Aim >>
Extract the complete listing and output it unchanged.

··· Source records

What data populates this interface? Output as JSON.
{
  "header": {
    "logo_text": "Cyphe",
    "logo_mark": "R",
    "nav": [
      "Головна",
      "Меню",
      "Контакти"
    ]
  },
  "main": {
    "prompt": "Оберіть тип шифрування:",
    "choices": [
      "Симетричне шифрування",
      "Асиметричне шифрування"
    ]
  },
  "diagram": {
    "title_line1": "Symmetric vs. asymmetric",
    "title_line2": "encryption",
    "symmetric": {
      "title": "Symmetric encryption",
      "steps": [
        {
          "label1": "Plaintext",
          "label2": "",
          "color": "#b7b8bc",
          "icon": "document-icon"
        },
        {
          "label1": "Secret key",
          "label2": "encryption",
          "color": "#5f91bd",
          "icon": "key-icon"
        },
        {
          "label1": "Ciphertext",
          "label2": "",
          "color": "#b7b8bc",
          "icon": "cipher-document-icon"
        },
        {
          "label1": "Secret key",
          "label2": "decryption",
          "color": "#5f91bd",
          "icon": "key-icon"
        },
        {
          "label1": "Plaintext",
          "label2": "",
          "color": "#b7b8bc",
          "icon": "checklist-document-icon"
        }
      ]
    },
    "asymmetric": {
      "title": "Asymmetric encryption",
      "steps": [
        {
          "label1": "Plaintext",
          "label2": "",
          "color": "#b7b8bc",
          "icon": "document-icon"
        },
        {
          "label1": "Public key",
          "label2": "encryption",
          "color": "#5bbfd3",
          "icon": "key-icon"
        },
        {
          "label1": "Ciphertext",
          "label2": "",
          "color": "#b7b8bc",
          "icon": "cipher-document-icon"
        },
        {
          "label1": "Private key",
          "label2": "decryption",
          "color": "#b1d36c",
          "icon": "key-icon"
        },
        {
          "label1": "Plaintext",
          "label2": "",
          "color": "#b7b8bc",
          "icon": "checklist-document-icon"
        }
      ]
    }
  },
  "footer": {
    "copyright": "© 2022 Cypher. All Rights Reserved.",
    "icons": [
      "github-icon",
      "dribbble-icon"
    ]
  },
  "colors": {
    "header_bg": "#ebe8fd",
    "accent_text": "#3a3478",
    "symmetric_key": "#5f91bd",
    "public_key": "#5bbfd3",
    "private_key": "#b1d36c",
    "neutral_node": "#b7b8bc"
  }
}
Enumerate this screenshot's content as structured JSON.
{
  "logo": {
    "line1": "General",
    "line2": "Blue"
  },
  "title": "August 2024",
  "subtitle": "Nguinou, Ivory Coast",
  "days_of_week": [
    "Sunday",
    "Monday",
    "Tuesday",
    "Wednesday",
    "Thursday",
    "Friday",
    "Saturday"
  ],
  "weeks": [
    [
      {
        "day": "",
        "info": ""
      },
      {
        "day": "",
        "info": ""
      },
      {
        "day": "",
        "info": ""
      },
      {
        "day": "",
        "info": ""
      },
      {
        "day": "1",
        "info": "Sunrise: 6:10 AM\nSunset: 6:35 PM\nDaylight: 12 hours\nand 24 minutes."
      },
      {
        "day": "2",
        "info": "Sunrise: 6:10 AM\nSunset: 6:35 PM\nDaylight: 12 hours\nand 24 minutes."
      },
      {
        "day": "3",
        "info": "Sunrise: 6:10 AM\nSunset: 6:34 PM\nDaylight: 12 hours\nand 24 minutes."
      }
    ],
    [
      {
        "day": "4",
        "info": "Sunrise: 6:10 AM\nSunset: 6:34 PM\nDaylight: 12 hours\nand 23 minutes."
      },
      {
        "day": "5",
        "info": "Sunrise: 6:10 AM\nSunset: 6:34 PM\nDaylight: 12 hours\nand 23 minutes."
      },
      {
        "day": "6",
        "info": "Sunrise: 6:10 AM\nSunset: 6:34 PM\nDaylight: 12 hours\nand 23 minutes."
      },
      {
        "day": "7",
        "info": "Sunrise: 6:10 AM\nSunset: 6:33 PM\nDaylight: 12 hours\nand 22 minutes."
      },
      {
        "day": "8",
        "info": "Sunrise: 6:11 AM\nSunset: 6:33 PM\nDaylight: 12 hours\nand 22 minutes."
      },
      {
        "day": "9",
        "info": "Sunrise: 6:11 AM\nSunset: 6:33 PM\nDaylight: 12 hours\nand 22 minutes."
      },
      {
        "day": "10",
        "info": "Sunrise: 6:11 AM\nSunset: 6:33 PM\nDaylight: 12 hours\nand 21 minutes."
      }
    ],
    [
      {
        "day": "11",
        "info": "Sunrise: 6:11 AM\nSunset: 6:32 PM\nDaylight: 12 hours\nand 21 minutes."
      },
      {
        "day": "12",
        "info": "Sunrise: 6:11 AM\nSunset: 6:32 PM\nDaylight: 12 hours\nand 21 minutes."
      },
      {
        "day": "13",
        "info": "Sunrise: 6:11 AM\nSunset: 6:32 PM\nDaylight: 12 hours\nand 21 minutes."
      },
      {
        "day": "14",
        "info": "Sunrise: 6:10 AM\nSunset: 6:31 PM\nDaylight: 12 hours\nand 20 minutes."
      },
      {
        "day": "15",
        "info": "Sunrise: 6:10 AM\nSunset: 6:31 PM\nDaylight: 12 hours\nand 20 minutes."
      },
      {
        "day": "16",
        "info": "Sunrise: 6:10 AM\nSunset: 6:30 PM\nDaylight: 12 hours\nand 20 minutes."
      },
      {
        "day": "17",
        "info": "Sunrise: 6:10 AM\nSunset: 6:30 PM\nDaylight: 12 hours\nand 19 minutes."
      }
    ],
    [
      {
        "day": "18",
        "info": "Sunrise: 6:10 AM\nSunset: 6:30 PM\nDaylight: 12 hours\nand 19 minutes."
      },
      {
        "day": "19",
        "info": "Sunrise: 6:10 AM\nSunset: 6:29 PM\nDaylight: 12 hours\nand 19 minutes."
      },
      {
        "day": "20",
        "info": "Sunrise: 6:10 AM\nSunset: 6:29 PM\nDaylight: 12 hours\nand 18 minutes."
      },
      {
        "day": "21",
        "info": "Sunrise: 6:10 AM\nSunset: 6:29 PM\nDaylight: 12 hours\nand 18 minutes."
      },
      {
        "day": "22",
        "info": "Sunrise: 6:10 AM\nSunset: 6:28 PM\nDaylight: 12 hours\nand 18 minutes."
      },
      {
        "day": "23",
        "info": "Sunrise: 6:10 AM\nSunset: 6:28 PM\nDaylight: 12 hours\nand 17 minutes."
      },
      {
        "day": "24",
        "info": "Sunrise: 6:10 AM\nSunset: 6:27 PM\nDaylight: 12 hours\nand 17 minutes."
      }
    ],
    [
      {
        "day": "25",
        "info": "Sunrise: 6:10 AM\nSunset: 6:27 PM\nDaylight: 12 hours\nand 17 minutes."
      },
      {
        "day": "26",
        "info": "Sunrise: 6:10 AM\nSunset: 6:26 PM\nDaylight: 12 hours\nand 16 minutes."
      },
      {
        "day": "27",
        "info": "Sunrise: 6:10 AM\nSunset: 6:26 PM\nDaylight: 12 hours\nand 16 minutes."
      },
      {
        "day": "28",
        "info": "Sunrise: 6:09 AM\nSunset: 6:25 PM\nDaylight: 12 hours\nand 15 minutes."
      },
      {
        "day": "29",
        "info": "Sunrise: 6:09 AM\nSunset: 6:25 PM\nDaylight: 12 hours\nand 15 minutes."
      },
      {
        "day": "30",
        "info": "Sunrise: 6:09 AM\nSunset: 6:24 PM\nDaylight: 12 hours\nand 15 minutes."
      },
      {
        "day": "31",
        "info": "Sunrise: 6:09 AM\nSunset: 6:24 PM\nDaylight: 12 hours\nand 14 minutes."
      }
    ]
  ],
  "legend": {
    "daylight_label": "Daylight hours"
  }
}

······

The reply >>
What data populates this interface? Output as JSON.
{
  "header": {
    "logo_text": "Cyphe",
    "logo_mark": "R",
    "nav": [
      "Головна",
      "Меню",
      "Контакти"
    ]
  },
  "main": {
    "prompt": "Оберіть тип шифрування:",
    "choices": [
      "Симетричне шифрування",
      "Асиметричне шифрування"
    ]
  },
  "diagram": {
    "title_line1": "Symmetric vs. asymmetric",
    "title_line2": "encryption",
    "symmetric": {
      "title": "Symmetric encryption",
      "steps": [
        {
          "label1": "Plaintext",
          "label2": "",
          "color": "#b7b8bc",
          "icon": "document-icon"
        },
        {
          "label1": "Secret key",
          "label2": "encryption",
          "color": "#5f91bd",
          "icon": "key-icon"
        },
        {
          "label1": "Ciphertext",
          "label2": "",
          "color": "#b7b8bc",
          "icon": "cipher-document-icon"
        },
        {
          "label1": "Secret key",
          "label2": "decryption",
          "color": "#5f91bd",
          "icon": "key-icon"
        },
        {
          "label1": "Plaintext",
          "label2": "",
          "color": "#b7b8bc",
          "icon": "checklist-document-icon"
        }
      ]
    },
    "asymmetric": {
      "title": "Asymmetric encryption",
      "steps": [
        {
          "label1": "Plaintext",
          "label2": "",
          "color": "#b7b8bc",
          "icon": "document-icon"
        },
        {
          "label1": "Public key",
          "label2": "encryption",
          "color": "#5bbfd3",
          "icon": "key-icon"
        },
        {
          "label1": "Ciphertext",
          "label2": "",
          "color": "#b7b8bc",
          "icon": "cipher-document-icon"
        },
        {
          "label1": "Private key",
          "label2": "decryption",
          "color": "#b1d36c",
          "icon": "key-icon"
        },
        {
          "label1": "Plaintext",
          "label2": "",
          "color": "#b7b8bc",
          "icon": "checklist-document-icon"
        }
      ]
    }
  },
  "footer": {
    "copyright": "© 2022 Cypher. All Rights Reserved.",
    "icons": [
      "github-icon",
      "dribbble-icon"
    ]
  },
  "colors": {
    "header_bg": "#ebe8fd",
    "accent_text": "#3a3478",
    "symmetric_key": "#5f91bd",
    "public_key": "#5bbfd3",
    "private_key": "#b1d36c",
    "neutral_node": "#b7b8bc"
  }
}
Enumerate this screenshot's content as structured JSON.
{
  "logo": {
    "line1": "General",
    "line2": "Blue"
  },
  "title": "August 2024",
  "subtitle": "Nguinou, Ivory Coast",
  "days_of_week": [
    "Sunday",
    "Monday",
    "Tuesday",
    "Wednesday",
    "Thursday",
    "Friday",
    "Saturday"
  ],
  "weeks": [
    [
      {
        "day": "",
        "info": ""
      },
      {
        "day": "",
        "info": ""
      },
      {
        "day": "",
        "info": ""
      },
      {
        "day": "",
        "info": ""
      },
      {
        "day": "1",
        "info": "Sunrise: 6:10 AM\nSunset: 6:35 PM\nDaylight: 12 hours\nand 24 minutes."
      },
      {
        "day": "2",
        "info": "Sunrise: 6:10 AM\nSunset: 6:35 PM\nDaylight: 12 hours\nand 24 minutes."
      },
      {
        "day": "3",
        "info": "Sunrise: 6:10 AM\nSunset: 6:34 PM\nDaylight: 12 hours\nand 24 minutes."
      }
    ],
    [
      {
        "day": "4",
        "info": "Sunrise: 6:10 AM\nSunset: 6:34 PM\nDaylight: 12 hours\nand 23 minutes."
      },
      {
        "day": "5",
        "info": "Sunrise: 6:10 AM\nSunset: 6:34 PM\nDaylight: 12 hours\nand 23 minutes."
      },
      {
        "day": "6",
        "info": "Sunrise: 6:10 AM\nSunset: 6:34 PM\nDaylight: 12 hours\nand 23 minutes."
      },
      {
        "day": "7",
        "info": "Sunrise: 6:10 AM\nSunset: 6:33 PM\nDaylight: 12 hours\nand 22 minutes."
      },
      {
        "day": "8",
        "info": "Sunrise: 6:11 AM\nSunset: 6:33 PM\nDaylight: 12 hours\nand 22 minutes."
      },
      {
        "day": "9",
        "info": "Sunrise: 6:11 AM\nSunset: 6:33 PM\nDaylight: 12 hours\nand 22 minutes."
      },
      {
        "day": "10",
        "info": "Sunrise: 6:11 AM\nSunset: 6:33 PM\nDaylight: 12 hours\nand 21 minutes."
      }
    ],
    [
      {
        "day": "11",
        "info": "Sunrise: 6:11 AM\nSunset: 6:32 PM\nDaylight: 12 hours\nand 21 minutes."
      },
      {
        "day": "12",
        "info": "Sunrise: 6:11 AM\nSunset: 6:32 PM\nDaylight: 12 hours\nand 21 minutes."
      },
      {
        "day": "13",
        "info": "Sunrise: 6:11 AM\nSunset: 6:32 PM\nDaylight: 12 hours\nand 21 minutes."
      },
      {
        "day": "14",
        "info": "Sunrise: 6:10 AM\nSunset: 6:31 PM\nDaylight: 12 hours\nand 20 minutes."
      },
      {
        "day": "15",
        "info": "Sunrise: 6:10 AM\nSunset: 6:31 PM\nDaylight: 12 hours\nand 20 minutes."
      },
      {
        "day": "16",
        "info": "Sunrise: 6:10 AM\nSunset: 6:30 PM\nDaylight: 12 hours\nand 20 minutes."
      },
      {
        "day": "17",
        "info": "Sunrise: 6:10 AM\nSunset: 6:30 PM\nDaylight: 12 hours\nand 19 minutes."
      }
    ],
    [
      {
        "day": "18",
        "info": "Sunrise: 6:10 AM\nSunset: 6:30 PM\nDaylight: 12 hours\nand 19 minutes."
      },
      {
        "day": "19",
        "info": "Sunrise: 6:10 AM\nSunset: 6:29 PM\nDaylight: 12 hours\nand 19 minutes."
      },
      {
        "day": "20",
        "info": "Sunrise: 6:10 AM\nSunset: 6:29 PM\nDaylight: 12 hours\nand 18 minutes."
      },
      {
        "day": "21",
        "info": "Sunrise: 6:10 AM\nSunset: 6:29 PM\nDaylight: 12 hours\nand 18 minutes."
      },
      {
        "day": "22",
        "info": "Sunrise: 6:10 AM\nSunset: 6:28 PM\nDaylight: 12 hours\nand 18 minutes."
      },
      {
        "day": "23",
        "info": "Sunrise: 6:10 AM\nSunset: 6:28 PM\nDaylight: 12 hours\nand 17 minutes."
      },
      {
        "day": "24",
        "info": "Sunrise: 6:10 AM\nSunset: 6:27 PM\nDaylight: 12 hours\nand 17 minutes."
      }
    ],
    [
      {
        "day": "25",
        "info": "Sunrise: 6:10 AM\nSunset: 6:27 PM\nDaylight: 12 hours\nand 17 minutes."
      },
      {
        "day": "26",
        "info": "Sunrise: 6:10 AM\nSunset: 6:26 PM\nDaylight: 12 hours\nand 16 minutes."
      },
      {
        "day": "27",
        "info": "Sunrise: 6:10 AM\nSunset: 6:26 PM\nDaylight: 12 hours\nand 16 minutes."
      },
      {
        "day": "28",
        "info": "Sunrise: 6:09 AM\nSunset: 6:25 PM\nDaylight: 12 hours\nand 15 minutes."
      },
      {
        "day": "29",
        "info": "Sunrise: 6:09 AM\nSunset: 6:25 PM\nDaylight: 12 hours\nand 15 minutes."
      },
      {
        "day": "30",
        "info": "Sunrise: 6:09 AM\nSunset: 6:24 PM\nDaylight: 12 hours\nand 15 minutes."
      },
      {
        "day": "31",
        "info": "Sunrise: 6:09 AM\nSunset: 6:24 PM\nDaylight: 12 hours\nand 14 minutes."
      }
    ]
  ],
  "legend": {
    "daylight_label": "Daylight hours"
  }
}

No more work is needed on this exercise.